§ **WHAT IS NEEDED**
Starting at the line that holds "Convert this screenshot", quote every line through the end of the records, both boundary lines included. Omit the pictures.

== ITEMS

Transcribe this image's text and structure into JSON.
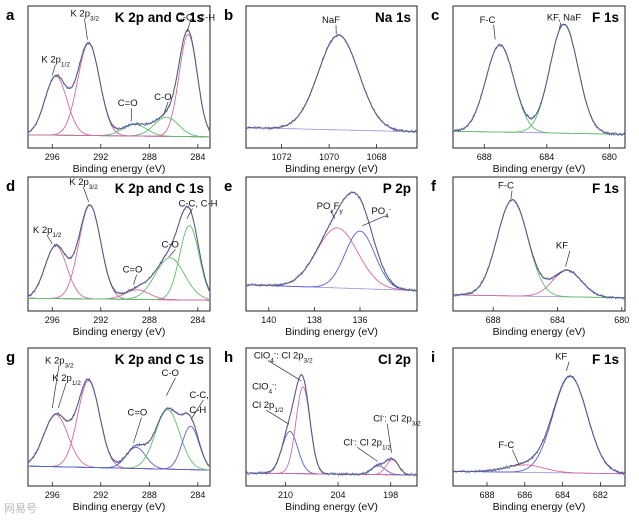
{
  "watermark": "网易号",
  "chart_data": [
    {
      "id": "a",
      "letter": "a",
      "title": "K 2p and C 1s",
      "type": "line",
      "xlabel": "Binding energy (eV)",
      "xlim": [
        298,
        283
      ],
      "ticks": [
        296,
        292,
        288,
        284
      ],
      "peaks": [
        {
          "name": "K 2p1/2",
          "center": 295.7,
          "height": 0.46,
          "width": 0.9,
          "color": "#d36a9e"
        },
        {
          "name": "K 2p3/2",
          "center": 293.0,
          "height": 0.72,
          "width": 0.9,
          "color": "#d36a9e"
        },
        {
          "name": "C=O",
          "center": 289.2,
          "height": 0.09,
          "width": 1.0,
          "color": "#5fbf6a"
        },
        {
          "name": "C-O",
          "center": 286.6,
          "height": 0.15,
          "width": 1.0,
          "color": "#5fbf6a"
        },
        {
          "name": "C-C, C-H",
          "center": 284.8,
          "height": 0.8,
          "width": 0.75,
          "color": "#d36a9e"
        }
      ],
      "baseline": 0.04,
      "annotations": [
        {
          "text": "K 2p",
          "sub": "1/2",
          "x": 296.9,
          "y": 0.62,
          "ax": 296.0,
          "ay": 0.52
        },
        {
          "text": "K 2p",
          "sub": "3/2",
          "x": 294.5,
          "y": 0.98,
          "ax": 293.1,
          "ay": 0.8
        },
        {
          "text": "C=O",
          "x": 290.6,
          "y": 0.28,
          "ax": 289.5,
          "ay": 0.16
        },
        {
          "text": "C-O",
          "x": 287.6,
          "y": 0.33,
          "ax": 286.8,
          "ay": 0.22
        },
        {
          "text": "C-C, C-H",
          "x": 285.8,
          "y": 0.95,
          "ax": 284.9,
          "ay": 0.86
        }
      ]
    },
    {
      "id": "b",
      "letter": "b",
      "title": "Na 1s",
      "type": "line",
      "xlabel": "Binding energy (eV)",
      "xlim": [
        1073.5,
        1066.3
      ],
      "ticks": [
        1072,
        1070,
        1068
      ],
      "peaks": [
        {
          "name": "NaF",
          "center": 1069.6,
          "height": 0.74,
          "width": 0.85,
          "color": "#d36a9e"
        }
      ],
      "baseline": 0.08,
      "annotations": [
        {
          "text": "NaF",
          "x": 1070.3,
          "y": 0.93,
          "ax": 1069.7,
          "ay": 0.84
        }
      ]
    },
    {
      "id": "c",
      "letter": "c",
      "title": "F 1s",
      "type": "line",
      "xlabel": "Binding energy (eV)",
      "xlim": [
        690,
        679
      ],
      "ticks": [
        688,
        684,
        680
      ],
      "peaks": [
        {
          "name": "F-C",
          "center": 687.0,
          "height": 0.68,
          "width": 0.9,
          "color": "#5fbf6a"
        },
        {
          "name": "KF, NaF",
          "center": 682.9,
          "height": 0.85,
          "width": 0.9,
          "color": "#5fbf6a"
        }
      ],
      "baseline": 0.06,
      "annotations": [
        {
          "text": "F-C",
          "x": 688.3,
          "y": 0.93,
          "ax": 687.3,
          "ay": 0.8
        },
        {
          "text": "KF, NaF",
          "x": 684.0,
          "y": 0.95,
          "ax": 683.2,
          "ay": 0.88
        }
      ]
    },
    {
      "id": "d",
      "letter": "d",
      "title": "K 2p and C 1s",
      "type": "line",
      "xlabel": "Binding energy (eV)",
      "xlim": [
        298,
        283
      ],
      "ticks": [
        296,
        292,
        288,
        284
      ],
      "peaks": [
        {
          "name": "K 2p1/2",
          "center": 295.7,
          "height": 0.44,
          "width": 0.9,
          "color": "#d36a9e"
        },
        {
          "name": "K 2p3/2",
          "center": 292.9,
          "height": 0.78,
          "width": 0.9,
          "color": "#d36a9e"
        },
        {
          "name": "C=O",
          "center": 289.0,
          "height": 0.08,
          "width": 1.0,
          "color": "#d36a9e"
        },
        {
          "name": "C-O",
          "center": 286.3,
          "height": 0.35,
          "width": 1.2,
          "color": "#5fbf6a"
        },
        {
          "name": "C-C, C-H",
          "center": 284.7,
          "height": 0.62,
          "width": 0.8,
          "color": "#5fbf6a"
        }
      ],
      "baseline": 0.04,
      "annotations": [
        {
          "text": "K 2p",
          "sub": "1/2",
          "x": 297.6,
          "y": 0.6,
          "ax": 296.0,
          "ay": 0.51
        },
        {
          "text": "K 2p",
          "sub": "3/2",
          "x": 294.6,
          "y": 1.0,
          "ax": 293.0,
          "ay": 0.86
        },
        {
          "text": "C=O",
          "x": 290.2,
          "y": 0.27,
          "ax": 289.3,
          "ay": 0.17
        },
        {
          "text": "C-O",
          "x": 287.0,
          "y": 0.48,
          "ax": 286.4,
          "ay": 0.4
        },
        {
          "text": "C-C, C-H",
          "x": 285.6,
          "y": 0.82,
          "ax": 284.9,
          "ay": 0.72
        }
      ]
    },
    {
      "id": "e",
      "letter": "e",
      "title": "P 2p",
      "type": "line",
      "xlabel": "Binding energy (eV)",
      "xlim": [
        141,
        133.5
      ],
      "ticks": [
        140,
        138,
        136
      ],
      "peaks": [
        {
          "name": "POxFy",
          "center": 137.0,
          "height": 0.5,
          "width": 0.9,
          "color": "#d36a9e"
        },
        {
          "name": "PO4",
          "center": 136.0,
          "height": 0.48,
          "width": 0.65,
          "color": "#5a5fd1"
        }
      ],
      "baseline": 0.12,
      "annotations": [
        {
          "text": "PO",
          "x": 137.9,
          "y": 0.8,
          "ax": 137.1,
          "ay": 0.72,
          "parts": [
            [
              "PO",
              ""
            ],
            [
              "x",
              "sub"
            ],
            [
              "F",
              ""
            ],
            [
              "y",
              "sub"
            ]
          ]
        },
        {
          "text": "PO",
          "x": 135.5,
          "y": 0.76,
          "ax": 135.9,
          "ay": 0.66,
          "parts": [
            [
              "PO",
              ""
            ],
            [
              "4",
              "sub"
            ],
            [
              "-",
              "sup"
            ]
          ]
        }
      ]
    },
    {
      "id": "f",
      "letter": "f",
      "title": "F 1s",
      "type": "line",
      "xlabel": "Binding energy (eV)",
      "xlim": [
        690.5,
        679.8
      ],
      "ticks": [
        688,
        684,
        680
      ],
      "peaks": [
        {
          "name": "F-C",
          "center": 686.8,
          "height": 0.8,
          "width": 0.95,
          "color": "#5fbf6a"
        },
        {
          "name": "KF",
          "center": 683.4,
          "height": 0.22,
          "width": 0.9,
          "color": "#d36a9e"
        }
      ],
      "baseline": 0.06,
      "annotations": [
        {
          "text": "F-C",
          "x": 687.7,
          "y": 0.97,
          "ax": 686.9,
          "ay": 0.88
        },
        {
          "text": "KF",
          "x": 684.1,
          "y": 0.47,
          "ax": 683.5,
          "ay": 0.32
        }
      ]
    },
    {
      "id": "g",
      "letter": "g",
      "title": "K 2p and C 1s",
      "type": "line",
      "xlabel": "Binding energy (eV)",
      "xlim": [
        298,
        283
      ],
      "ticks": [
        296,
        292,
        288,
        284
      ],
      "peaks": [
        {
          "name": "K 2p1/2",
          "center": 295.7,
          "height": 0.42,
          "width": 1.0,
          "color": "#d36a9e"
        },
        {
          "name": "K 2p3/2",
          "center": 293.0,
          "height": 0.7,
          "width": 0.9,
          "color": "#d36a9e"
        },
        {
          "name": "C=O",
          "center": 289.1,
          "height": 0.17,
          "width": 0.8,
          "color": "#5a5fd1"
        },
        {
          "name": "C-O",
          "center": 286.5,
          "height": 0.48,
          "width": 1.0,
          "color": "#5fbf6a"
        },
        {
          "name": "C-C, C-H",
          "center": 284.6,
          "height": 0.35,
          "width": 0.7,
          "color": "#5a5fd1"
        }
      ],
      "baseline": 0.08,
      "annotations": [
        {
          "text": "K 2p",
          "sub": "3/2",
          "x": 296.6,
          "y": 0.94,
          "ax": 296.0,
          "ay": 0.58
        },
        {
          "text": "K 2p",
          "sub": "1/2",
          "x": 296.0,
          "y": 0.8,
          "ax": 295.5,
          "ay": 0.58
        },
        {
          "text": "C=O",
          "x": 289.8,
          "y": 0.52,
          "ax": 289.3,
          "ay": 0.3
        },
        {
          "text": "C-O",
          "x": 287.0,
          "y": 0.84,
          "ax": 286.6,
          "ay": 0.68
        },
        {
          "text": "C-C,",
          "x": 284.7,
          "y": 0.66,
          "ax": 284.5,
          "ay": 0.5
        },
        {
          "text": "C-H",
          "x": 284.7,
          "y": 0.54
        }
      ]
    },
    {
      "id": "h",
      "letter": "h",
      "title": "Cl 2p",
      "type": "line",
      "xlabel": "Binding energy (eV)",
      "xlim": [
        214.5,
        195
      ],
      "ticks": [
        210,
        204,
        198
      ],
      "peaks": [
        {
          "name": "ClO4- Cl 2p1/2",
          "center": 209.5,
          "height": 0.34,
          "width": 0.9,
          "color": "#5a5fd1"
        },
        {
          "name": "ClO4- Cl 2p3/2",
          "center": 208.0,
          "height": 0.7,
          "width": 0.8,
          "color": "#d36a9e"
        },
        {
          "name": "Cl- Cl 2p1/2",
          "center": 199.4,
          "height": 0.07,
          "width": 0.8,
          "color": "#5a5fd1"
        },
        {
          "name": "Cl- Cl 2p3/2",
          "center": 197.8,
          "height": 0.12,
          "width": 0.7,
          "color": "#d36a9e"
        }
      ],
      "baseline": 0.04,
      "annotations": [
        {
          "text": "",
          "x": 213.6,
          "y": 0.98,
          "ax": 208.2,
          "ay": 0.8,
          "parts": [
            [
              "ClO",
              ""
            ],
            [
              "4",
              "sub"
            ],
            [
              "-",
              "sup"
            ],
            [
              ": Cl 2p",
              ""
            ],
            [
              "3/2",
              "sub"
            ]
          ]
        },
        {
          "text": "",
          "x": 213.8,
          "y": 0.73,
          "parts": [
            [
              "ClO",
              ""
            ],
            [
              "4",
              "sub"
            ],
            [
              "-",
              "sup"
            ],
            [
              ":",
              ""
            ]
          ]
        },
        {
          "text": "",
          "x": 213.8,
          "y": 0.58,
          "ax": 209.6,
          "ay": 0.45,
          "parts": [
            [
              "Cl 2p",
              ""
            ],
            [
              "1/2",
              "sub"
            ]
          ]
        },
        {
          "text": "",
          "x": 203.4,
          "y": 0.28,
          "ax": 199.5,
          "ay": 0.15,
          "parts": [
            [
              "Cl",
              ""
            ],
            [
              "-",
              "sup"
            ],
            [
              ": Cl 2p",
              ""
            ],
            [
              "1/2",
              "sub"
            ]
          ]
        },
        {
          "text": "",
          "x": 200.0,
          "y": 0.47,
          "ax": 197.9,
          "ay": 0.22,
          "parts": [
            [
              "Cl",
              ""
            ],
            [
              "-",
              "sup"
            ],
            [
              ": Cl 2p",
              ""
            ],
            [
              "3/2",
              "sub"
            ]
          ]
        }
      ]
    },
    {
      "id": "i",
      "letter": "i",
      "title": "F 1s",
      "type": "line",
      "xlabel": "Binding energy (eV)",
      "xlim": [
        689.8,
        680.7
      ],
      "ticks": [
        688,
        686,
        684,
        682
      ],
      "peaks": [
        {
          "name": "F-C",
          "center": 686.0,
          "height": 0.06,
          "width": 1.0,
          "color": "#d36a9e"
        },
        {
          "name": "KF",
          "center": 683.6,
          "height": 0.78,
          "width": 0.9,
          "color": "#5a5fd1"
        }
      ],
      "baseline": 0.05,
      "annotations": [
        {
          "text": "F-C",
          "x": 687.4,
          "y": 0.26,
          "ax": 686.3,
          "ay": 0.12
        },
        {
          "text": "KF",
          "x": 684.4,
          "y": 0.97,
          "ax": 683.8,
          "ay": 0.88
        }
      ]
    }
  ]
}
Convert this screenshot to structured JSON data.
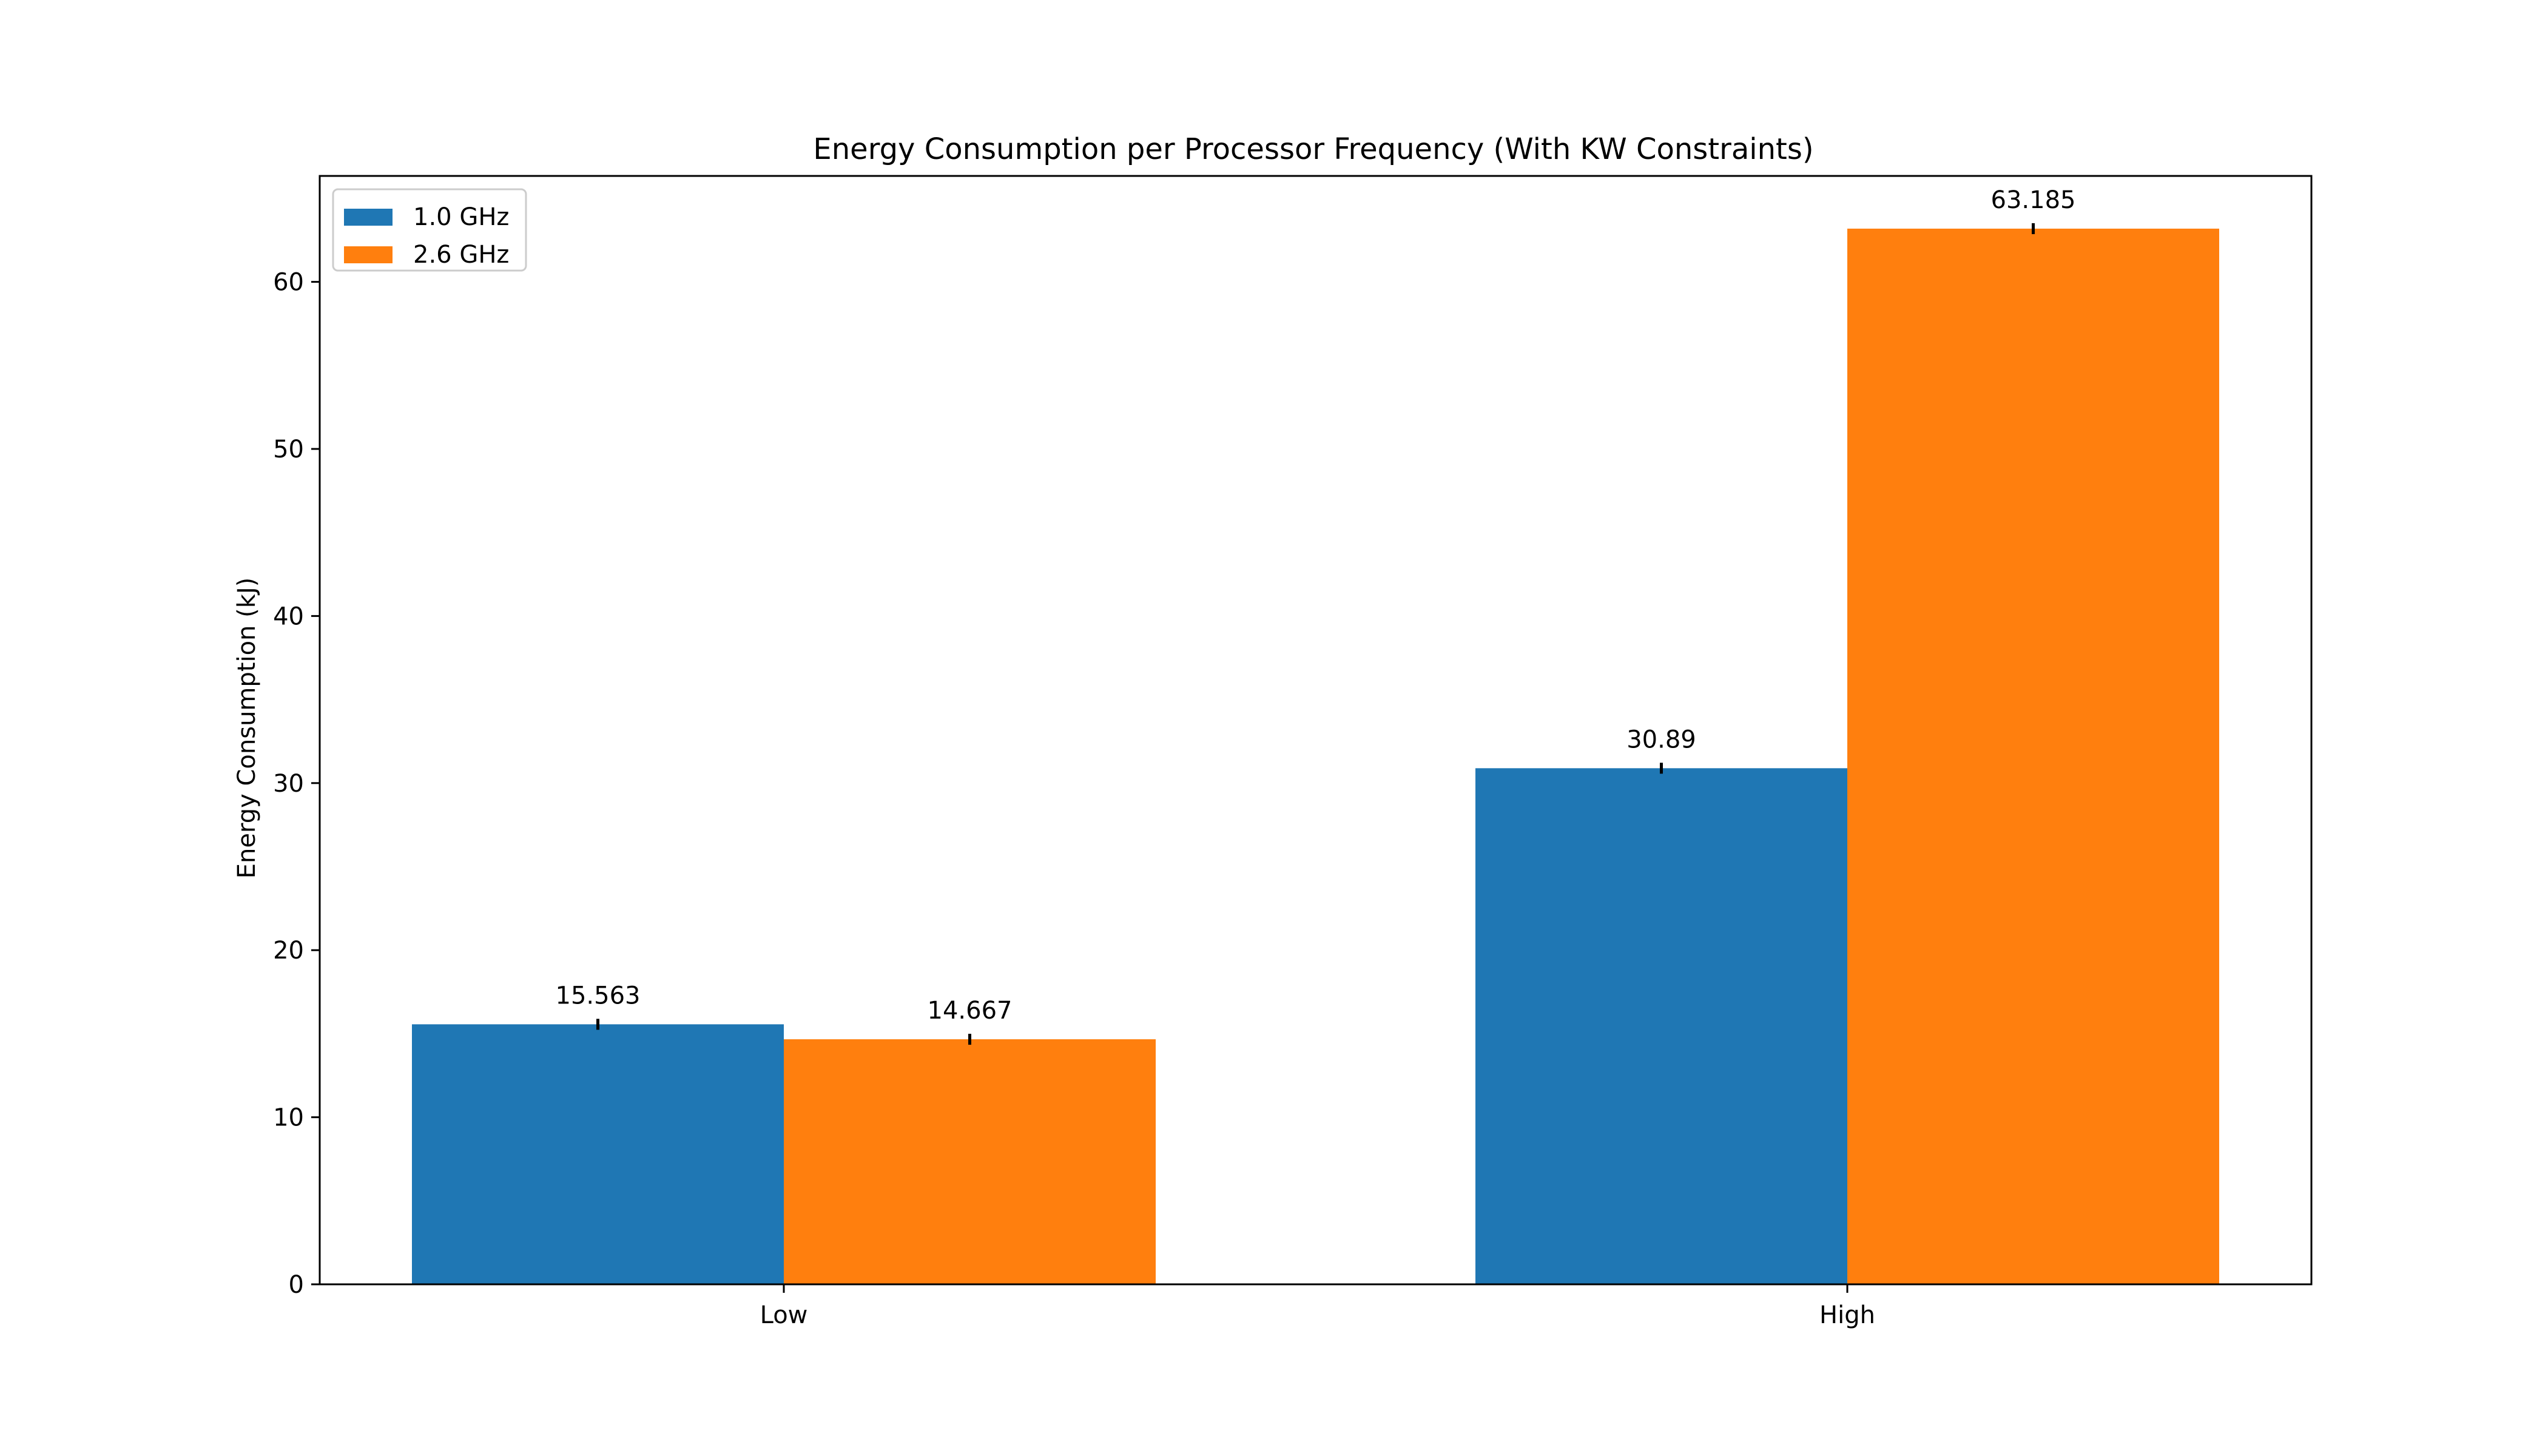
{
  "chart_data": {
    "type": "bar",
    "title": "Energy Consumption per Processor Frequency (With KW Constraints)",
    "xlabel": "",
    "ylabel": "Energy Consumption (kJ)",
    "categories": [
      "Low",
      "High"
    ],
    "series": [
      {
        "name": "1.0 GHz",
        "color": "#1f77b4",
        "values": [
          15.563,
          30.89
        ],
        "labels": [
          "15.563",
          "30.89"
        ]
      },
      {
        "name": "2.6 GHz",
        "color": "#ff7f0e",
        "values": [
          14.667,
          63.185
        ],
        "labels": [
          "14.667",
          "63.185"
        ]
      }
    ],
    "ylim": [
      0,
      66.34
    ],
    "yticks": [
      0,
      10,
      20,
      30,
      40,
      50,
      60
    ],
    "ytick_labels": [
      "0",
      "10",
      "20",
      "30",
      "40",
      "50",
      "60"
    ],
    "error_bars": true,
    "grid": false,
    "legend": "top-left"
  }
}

====

§ **FINISHED ANSWER**
Convert this screenshot to structured JSON data.
{
  "chart_data": {
    "type": "bar",
    "title": "Energy Consumption per Processor Frequency (With KW Constraints)",
    "xlabel": "",
    "ylabel": "Energy Consumption (kJ)",
    "categories": [
      "Low",
      "High"
    ],
    "series": [
      {
        "name": "1.0 GHz",
        "color": "#1f77b4",
        "values": [
          15.563,
          30.89
        ],
        "labels": [
          "15.563",
          "30.89"
        ]
      },
      {
        "name": "2.6 GHz",
        "color": "#ff7f0e",
        "values": [
          14.667,
          63.185
        ],
        "labels": [
          "14.667",
          "63.185"
        ]
      }
    ],
    "ylim": [
      0,
      66.34
    ],
    "yticks": [
      0,
      10,
      20,
      30,
      40,
      50,
      60
    ],
    "ytick_labels": [
      "0",
      "10",
      "20",
      "30",
      "40",
      "50",
      "60"
    ],
    "error_bars": true,
    "grid": false,
    "legend": "top-left"
  }
}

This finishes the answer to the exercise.